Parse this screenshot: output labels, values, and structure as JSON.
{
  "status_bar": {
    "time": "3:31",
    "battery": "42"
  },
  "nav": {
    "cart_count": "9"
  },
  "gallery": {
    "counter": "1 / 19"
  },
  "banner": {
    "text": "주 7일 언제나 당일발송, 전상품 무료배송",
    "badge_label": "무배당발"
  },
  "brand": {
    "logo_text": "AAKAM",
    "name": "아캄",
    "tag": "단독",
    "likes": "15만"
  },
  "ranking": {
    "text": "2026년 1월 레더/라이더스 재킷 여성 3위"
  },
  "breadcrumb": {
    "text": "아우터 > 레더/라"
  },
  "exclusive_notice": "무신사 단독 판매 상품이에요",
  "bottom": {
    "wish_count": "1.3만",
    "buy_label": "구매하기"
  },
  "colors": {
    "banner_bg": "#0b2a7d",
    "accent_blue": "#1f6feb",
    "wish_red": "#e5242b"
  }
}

The request: Exactly as written, please output every entry.

Exercise response:
Parse this screenshot: output labels, values, and structure as JSON.
{
  "status_bar": {
    "time": "3:31",
    "battery": "42"
  },
  "nav": {
    "cart_count": "9"
  },
  "gallery": {
    "counter": "1 / 19"
  },
  "banner": {
    "text": "주 7일 언제나 당일발송, 전상품 무료배송",
    "badge_label": "무배당발"
  },
  "brand": {
    "logo_text": "AAKAM",
    "name": "아캄",
    "tag": "단독",
    "likes": "15만"
  },
  "ranking": {
    "text": "2026년 1월 레더/라이더스 재킷 여성 3위"
  },
  "breadcrumb": {
    "text": "아우터 > 레더/라"
  },
  "exclusive_notice": "무신사 단독 판매 상품이에요",
  "bottom": {
    "wish_count": "1.3만",
    "buy_label": "구매하기"
  },
  "colors": {
    "banner_bg": "#0b2a7d",
    "accent_blue": "#1f6feb",
    "wish_red": "#e5242b"
  }
}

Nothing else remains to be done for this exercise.